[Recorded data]
- - - - - - -

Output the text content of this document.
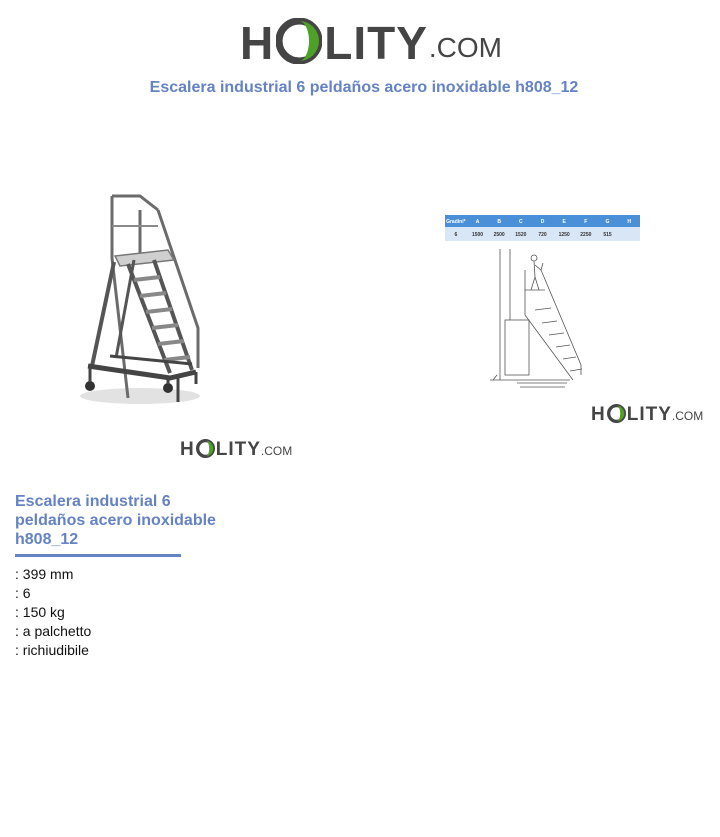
H LITY .COM
Escalera industrial 6 peldaños acero inoxidable h808_12
H LITY .COM
Gradini* A	B	C	D	E	F	G	H
6	1500 2500 1520 720 1250 2250 515
H LITY .COM
Escalera industrial 6 peldaños acero inoxidable h808_12
: 399 mm
: 6
: 150 kg
: a palchetto
: richiudibile
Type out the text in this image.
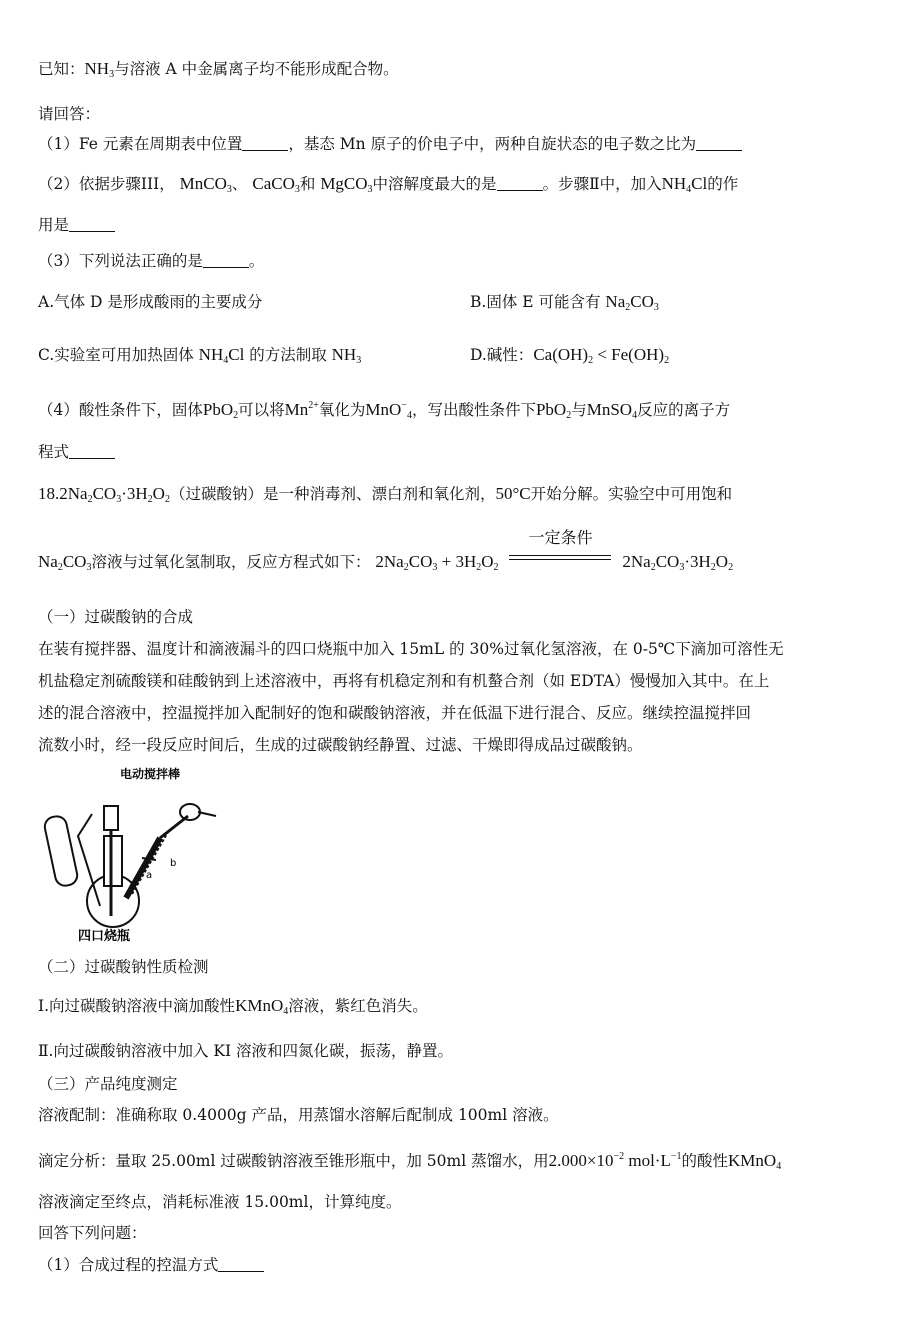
已知：$NH_3$与溶液 A 中金属离子均不能形成配合物。
请回答：
（1）Fe 元素在周期表中位置	，基态 Mn 原子的价电子中，两种自旋状态的电子数之比为
（2）依据步骤III， MnCO$_3$、 CaCO$_3$和 MgCO$_3$中溶解度最大的是	。步骤Ⅱ中，加入$NH_4Cl$的作
用是
（3）下列说法正确的是	。
A.气体 D 是形成酸雨的主要成分	B.固体 E 可能含有 $Na_2CO_3$
C.实验室可用加热固体 $NH_4Cl$ 的方法制取 $NH_3$	D.碱性：$Ca(OH)_2 < Fe(OH)_2$
（4）酸性条件下，固体PbO$_2$可以将$Mn^{2+}$氧化为MnO−$_4$，写出酸性条件下PbO$_2$与MnSO$_4$反应的离子方
程式
$18.2Na_2CO_3\cdot 3H_2O_2$（过碳酸钠）是一种消毒剂、漂白剂和氧化剂，50°C开始分解。实验空中可用饱和
$Na_2CO_3$溶液与过氧化氢制取，反应方程式如下： $2Na_2CO_3 + 3H_2O_2$
一定条件
$2Na_2CO_3\cdot 3H_2O_2$
（一）过碳酸钠的合成
在装有搅拌器、温度计和滴液漏斗的四口烧瓶中加入 15mL 的 30%过氧化氢溶液，在 0-5℃下滴加可溶性无
机盐稳定剂硫酸镁和硅酸钠到上述溶液中，再将有机稳定剂和有机螯合剂（如 EDTA）慢慢加入其中。在上
述的混合溶液中，控温搅拌加入配制好的饱和碳酸钠溶液，并在低温下进行混合、反应。继续控温搅拌回
流数小时，经一段反应时间后，生成的过碳酸钠经静置、过滤、干燥即得成品过碳酸钠。
电动搅拌棒
b
a
四口烧瓶
（二）过碳酸钠性质检测
Ⅰ.向过碳酸钠溶液中滴加酸性KMnO$_4$溶液，紫红色消失。
Ⅱ.向过碳酸钠溶液中加入 KI 溶液和四氮化碳，振荡，静置。
（三）产品纯度测定
溶液配制：准确称取 0.4000g 产品，用蒸馏水溶解后配制成 100ml 溶液。
滴定分析：量取 25.00ml 过碳酸钠溶液至锥形瓶中，加 50ml 蒸馏水，用$2.000\times 10^{-2}$ $mol\cdot L^{-1}$的酸性KMnO$_4$
溶液滴定至终点，消耗标准液 15.00ml，计算纯度。
回答下列问题：
（1）合成过程的控温方式
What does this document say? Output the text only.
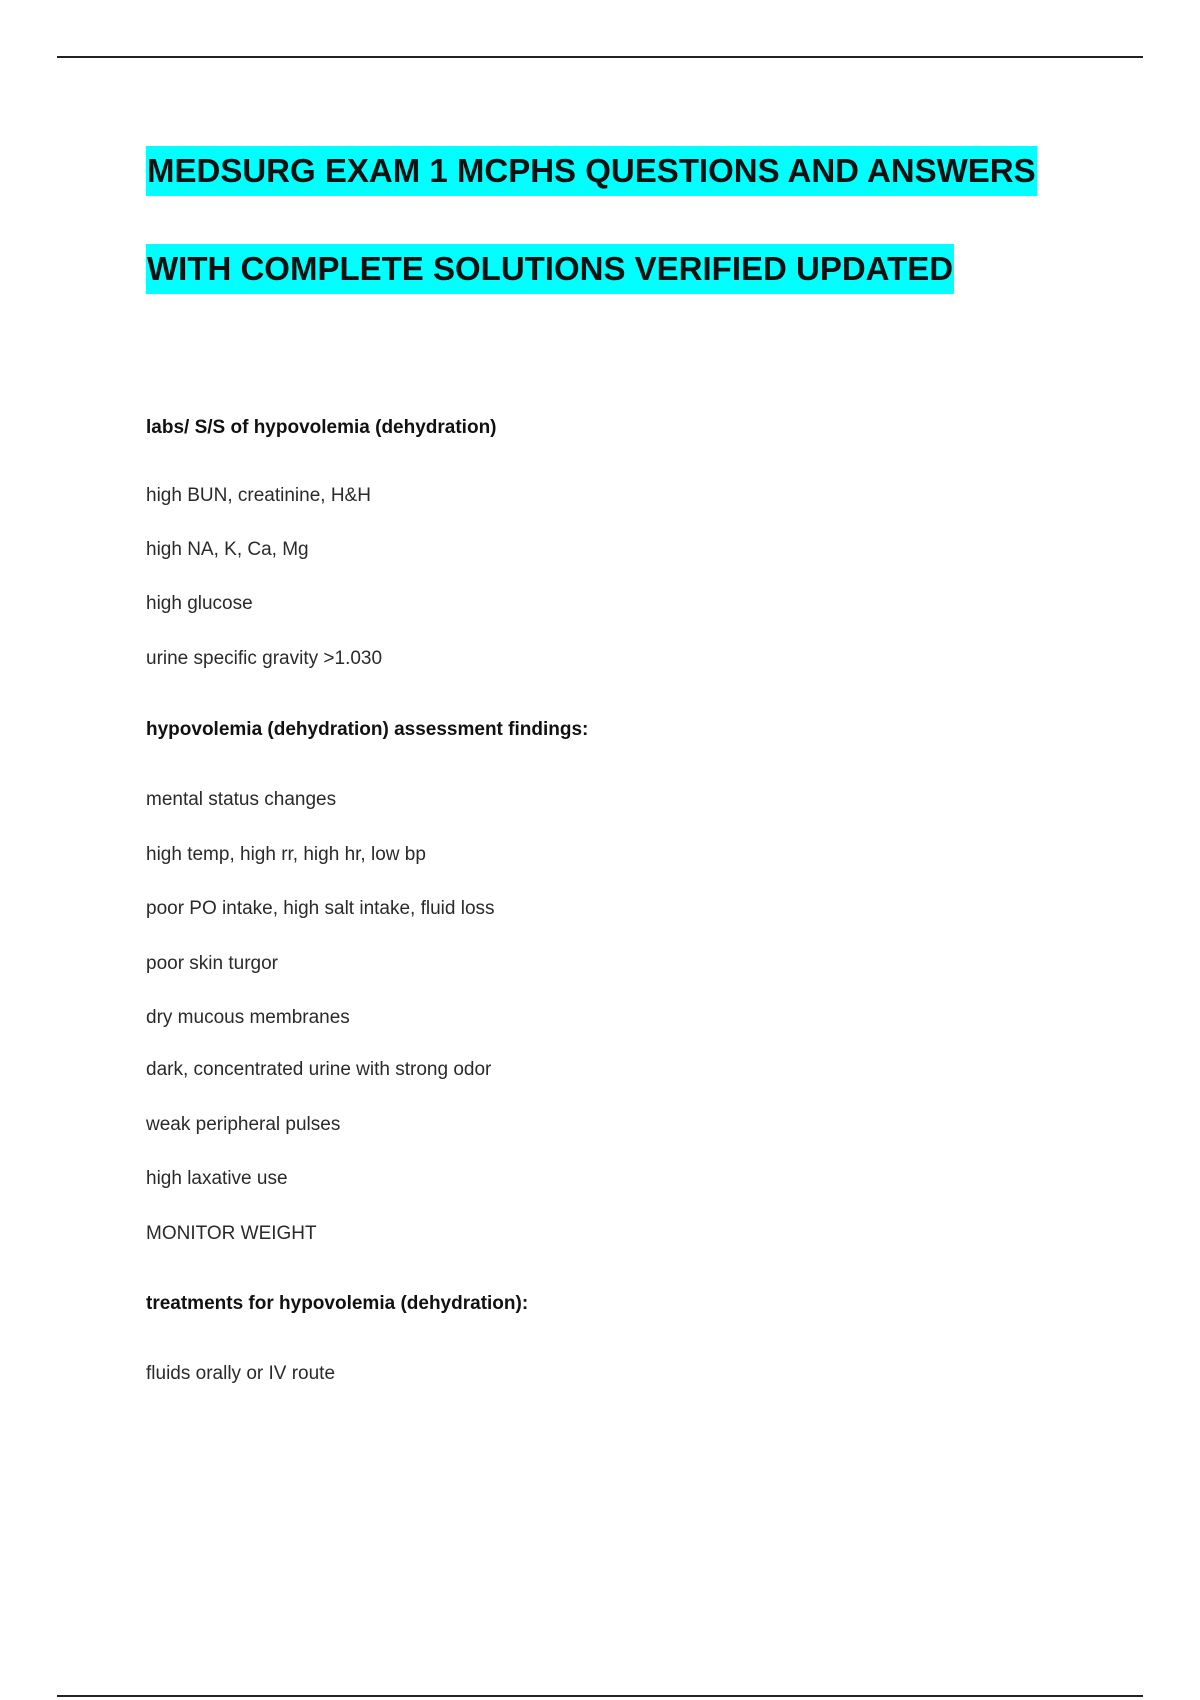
MEDSURG EXAM 1 MCPHS QUESTIONS AND ANSWERS
WITH COMPLETE SOLUTIONS VERIFIED UPDATED
labs/ S/S of hypovolemia (dehydration)
high BUN, creatinine, H&H
high NA, K, Ca, Mg
high glucose
urine specific gravity >1.030
hypovolemia (dehydration) assessment findings:
mental status changes
high temp, high rr, high hr, low bp
poor PO intake, high salt intake, fluid loss
poor skin turgor
dry mucous membranes
dark, concentrated urine with strong odor
weak peripheral pulses
high laxative use
MONITOR WEIGHT
treatments for hypovolemia (dehydration):
fluids orally or IV route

- - - - - - -

Directions:
Find every line in the records above that holds the word "document", and copy each one.

Exercise output:
Output the text content of this document.
What does this document say? Output the text only.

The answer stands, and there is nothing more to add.